What to work on ->
Each line in the data must be reproduced as written, except for any picture.

Data in this exercise ->
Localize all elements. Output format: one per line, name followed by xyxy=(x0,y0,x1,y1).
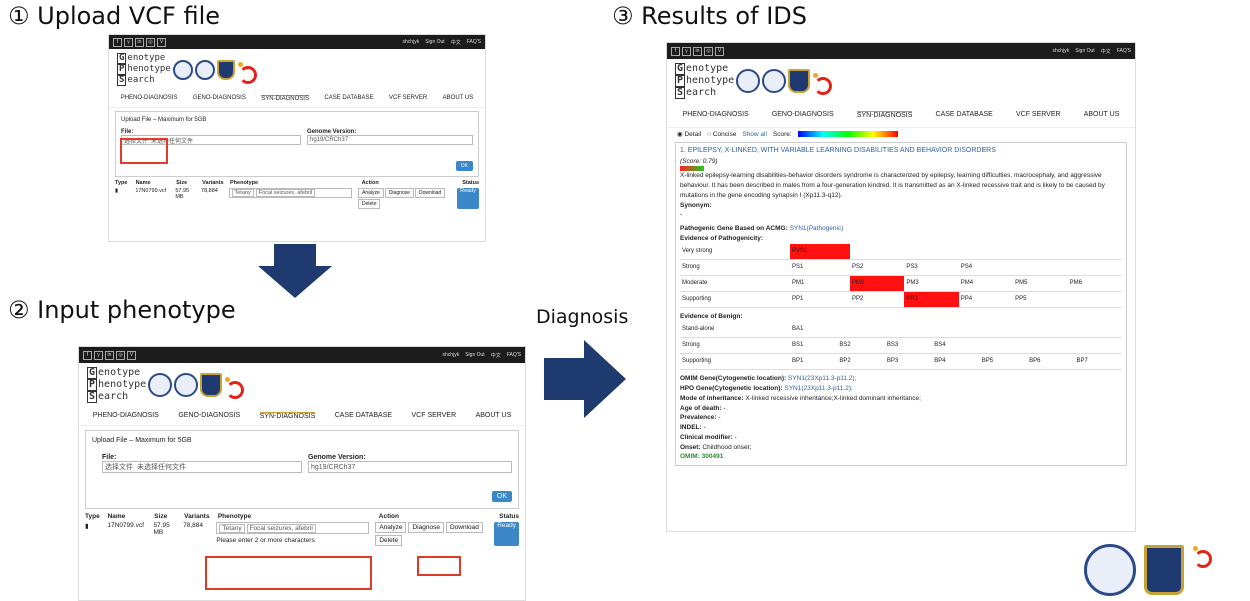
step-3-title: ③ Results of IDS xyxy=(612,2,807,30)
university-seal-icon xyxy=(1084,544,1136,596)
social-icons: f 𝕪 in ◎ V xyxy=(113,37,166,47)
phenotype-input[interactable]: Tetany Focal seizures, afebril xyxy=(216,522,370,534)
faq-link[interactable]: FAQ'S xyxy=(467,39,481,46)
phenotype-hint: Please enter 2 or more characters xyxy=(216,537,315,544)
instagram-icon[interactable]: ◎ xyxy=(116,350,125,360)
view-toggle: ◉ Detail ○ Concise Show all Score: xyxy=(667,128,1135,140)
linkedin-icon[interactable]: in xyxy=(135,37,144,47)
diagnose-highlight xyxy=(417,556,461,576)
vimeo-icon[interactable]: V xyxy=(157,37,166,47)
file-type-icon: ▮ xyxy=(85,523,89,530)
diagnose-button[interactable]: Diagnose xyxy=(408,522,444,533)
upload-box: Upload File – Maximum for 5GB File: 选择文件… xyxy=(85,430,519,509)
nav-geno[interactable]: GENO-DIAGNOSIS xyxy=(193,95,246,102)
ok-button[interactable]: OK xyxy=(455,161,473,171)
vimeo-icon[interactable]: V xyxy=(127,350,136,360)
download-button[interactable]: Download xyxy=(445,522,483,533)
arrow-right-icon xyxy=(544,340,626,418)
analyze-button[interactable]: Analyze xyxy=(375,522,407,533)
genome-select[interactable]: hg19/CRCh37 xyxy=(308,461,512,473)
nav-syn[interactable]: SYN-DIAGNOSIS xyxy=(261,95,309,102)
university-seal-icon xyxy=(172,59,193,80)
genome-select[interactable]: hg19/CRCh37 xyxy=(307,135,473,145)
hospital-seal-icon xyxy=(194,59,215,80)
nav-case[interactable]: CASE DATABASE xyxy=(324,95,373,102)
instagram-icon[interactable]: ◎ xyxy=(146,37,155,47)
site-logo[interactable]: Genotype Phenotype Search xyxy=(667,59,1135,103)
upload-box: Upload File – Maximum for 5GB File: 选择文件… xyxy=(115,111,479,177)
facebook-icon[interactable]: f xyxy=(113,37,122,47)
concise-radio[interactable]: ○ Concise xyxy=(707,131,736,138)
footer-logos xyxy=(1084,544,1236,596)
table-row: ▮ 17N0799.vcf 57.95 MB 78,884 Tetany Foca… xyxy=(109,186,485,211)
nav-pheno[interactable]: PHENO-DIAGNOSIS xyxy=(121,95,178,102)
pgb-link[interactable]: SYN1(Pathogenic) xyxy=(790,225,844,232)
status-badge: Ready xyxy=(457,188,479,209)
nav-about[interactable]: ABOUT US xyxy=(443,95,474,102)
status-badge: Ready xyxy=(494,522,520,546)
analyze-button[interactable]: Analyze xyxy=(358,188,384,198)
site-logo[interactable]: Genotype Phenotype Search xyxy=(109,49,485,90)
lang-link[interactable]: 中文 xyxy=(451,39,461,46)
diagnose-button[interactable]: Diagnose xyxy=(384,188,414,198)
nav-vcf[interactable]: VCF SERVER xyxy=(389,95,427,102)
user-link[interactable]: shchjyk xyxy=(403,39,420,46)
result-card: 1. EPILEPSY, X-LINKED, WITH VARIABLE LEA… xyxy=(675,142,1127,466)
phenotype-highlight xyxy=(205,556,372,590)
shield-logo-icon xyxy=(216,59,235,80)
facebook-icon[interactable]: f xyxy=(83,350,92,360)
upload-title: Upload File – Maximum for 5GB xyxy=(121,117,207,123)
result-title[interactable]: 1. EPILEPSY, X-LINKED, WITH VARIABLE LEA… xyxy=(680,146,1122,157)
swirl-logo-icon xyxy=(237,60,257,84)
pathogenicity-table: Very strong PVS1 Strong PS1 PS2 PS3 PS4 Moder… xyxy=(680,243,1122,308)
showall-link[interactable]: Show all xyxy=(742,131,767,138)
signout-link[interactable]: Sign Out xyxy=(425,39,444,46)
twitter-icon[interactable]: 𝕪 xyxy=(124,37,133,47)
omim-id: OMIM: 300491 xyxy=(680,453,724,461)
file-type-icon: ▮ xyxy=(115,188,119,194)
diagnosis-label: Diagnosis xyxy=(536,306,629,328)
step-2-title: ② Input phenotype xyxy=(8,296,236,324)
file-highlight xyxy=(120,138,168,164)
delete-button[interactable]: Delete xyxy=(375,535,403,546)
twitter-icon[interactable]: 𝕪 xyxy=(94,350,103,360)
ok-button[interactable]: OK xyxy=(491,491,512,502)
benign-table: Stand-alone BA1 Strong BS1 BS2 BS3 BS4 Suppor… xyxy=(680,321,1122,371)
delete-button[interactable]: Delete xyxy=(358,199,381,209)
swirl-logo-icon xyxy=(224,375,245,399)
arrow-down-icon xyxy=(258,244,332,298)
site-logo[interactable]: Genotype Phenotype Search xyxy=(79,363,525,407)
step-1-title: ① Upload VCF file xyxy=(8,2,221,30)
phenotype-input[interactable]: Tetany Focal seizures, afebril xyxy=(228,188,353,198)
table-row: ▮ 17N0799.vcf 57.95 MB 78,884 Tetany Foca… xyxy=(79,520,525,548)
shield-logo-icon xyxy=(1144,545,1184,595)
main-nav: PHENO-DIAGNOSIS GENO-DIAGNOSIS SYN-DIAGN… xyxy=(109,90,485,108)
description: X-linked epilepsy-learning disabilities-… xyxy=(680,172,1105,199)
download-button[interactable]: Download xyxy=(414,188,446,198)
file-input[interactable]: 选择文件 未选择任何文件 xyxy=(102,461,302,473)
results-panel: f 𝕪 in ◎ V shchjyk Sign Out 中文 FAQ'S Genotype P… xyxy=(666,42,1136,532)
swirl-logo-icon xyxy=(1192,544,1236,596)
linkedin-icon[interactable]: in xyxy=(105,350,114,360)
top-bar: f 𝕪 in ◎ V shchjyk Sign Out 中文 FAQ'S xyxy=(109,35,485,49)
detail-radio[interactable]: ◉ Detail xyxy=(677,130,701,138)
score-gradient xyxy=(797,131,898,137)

Reply to the exercise ->
Localize all elements. Output format: one per line, name followed by xyxy=(x0,y0,x1,y1).
step-3-title: ③ Results of IDS xyxy=(612,2,807,30)
university-seal-icon xyxy=(1084,544,1136,596)
social-icons: f 𝕪 in ◎ V xyxy=(113,37,166,47)
phenotype-input[interactable]: Tetany Focal seizures, afebril xyxy=(216,522,370,534)
faq-link[interactable]: FAQ'S xyxy=(467,39,481,46)
phenotype-hint: Please enter 2 or more characters xyxy=(216,537,315,544)
instagram-icon[interactable]: ◎ xyxy=(116,350,125,360)
view-toggle: ◉ Detail ○ Concise Show all Score: xyxy=(667,128,1135,140)
linkedin-icon[interactable]: in xyxy=(135,37,144,47)
diagnose-highlight xyxy=(417,556,461,576)
vimeo-icon[interactable]: V xyxy=(157,37,166,47)
file-type-icon: ▮ xyxy=(85,523,89,530)
diagnose-button[interactable]: Diagnose xyxy=(408,522,444,533)
upload-box: Upload File – Maximum for 5GB File: 选择文件… xyxy=(85,430,519,509)
nav-geno[interactable]: GENO-DIAGNOSIS xyxy=(193,95,246,102)
ok-button[interactable]: OK xyxy=(455,161,473,171)
vimeo-icon[interactable]: V xyxy=(127,350,136,360)
download-button[interactable]: Download xyxy=(445,522,483,533)
arrow-right-icon xyxy=(544,340,626,418)
analyze-button[interactable]: Analyze xyxy=(375,522,407,533)
genome-select[interactable]: hg19/CRCh37 xyxy=(308,461,512,473)
nav-syn[interactable]: SYN-DIAGNOSIS xyxy=(261,95,309,102)
university-seal-icon xyxy=(172,59,193,80)
genome-select[interactable]: hg19/CRCh37 xyxy=(307,135,473,145)
hospital-seal-icon xyxy=(194,59,215,80)
nav-case[interactable]: CASE DATABASE xyxy=(324,95,373,102)
instagram-icon[interactable]: ◎ xyxy=(146,37,155,47)
site-logo[interactable]: Genotype Phenotype Search xyxy=(667,59,1135,103)
upload-box: Upload File – Maximum for 5GB File: 选择文件… xyxy=(115,111,479,177)
facebook-icon[interactable]: f xyxy=(113,37,122,47)
concise-radio[interactable]: ○ Concise xyxy=(707,131,736,138)
footer-logos xyxy=(1084,544,1236,596)
table-row: ▮ 17N0799.vcf 57.95 MB 78,884 Tetany Foca… xyxy=(109,186,485,211)
nav-pheno[interactable]: PHENO-DIAGNOSIS xyxy=(121,95,178,102)
pgb-link[interactable]: SYN1(Pathogenic) xyxy=(790,225,844,232)
status-badge: Ready xyxy=(457,188,479,209)
nav-about[interactable]: ABOUT US xyxy=(443,95,474,102)
status-badge: Ready xyxy=(494,522,520,546)
analyze-button[interactable]: Analyze xyxy=(358,188,384,198)
site-logo[interactable]: Genotype Phenotype Search xyxy=(109,49,485,90)
lang-link[interactable]: 中文 xyxy=(451,39,461,46)
diagnose-button[interactable]: Diagnose xyxy=(384,188,414,198)
nav-vcf[interactable]: VCF SERVER xyxy=(389,95,427,102)
user-link[interactable]: shchjyk xyxy=(403,39,420,46)
result-card: 1. EPILEPSY, X-LINKED, WITH VARIABLE LEA… xyxy=(675,142,1127,466)
phenotype-highlight xyxy=(205,556,372,590)
shield-logo-icon xyxy=(216,59,235,80)
facebook-icon[interactable]: f xyxy=(83,350,92,360)
upload-title: Upload File – Maximum for 5GB xyxy=(121,117,207,123)
result-title[interactable]: 1. EPILEPSY, X-LINKED, WITH VARIABLE LEA… xyxy=(680,146,1122,157)
swirl-logo-icon xyxy=(237,60,257,84)
pathogenicity-table: Very strong PVS1 Strong PS1 PS2 PS3 PS4 Moder… xyxy=(680,243,1122,308)
showall-link[interactable]: Show all xyxy=(742,131,767,138)
signout-link[interactable]: Sign Out xyxy=(425,39,444,46)
twitter-icon[interactable]: 𝕪 xyxy=(124,37,133,47)
omim-id: OMIM: 300491 xyxy=(680,453,724,461)
file-type-icon: ▮ xyxy=(115,188,119,194)
diagnosis-label: Diagnosis xyxy=(536,306,629,328)
step-2-title: ② Input phenotype xyxy=(8,296,236,324)
file-highlight xyxy=(120,138,168,164)
delete-button[interactable]: Delete xyxy=(375,535,403,546)
twitter-icon[interactable]: 𝕪 xyxy=(94,350,103,360)
ok-button[interactable]: OK xyxy=(491,491,512,502)
benign-table: Stand-alone BA1 Strong BS1 BS2 BS3 BS4 Suppor… xyxy=(680,321,1122,371)
delete-button[interactable]: Delete xyxy=(358,199,381,209)
swirl-logo-icon xyxy=(224,375,245,399)
arrow-down-icon xyxy=(258,244,332,298)
site-logo[interactable]: Genotype Phenotype Search xyxy=(79,363,525,407)
step-1-title: ① Upload VCF file xyxy=(8,2,221,30)
phenotype-input[interactable]: Tetany Focal seizures, afebril xyxy=(228,188,353,198)
table-row: ▮ 17N0799.vcf 57.95 MB 78,884 Tetany Foca… xyxy=(79,520,525,548)
shield-logo-icon xyxy=(1144,545,1184,595)
main-nav: PHENO-DIAGNOSIS GENO-DIAGNOSIS SYN-DIAGN… xyxy=(109,90,485,108)
description: X-linked epilepsy-learning disabilities-… xyxy=(680,172,1105,199)
download-button[interactable]: Download xyxy=(414,188,446,198)
file-input[interactable]: 选择文件 未选择任何文件 xyxy=(102,461,302,473)
results-panel: f 𝕪 in ◎ V shchjyk Sign Out 中文 FAQ'S Genotype P… xyxy=(666,42,1136,532)
swirl-logo-icon xyxy=(1192,544,1236,596)
linkedin-icon[interactable]: in xyxy=(105,350,114,360)
top-bar: f 𝕪 in ◎ V shchjyk Sign Out 中文 FAQ'S xyxy=(109,35,485,49)
detail-radio[interactable]: ◉ Detail xyxy=(677,130,701,138)
score-gradient xyxy=(797,131,898,137)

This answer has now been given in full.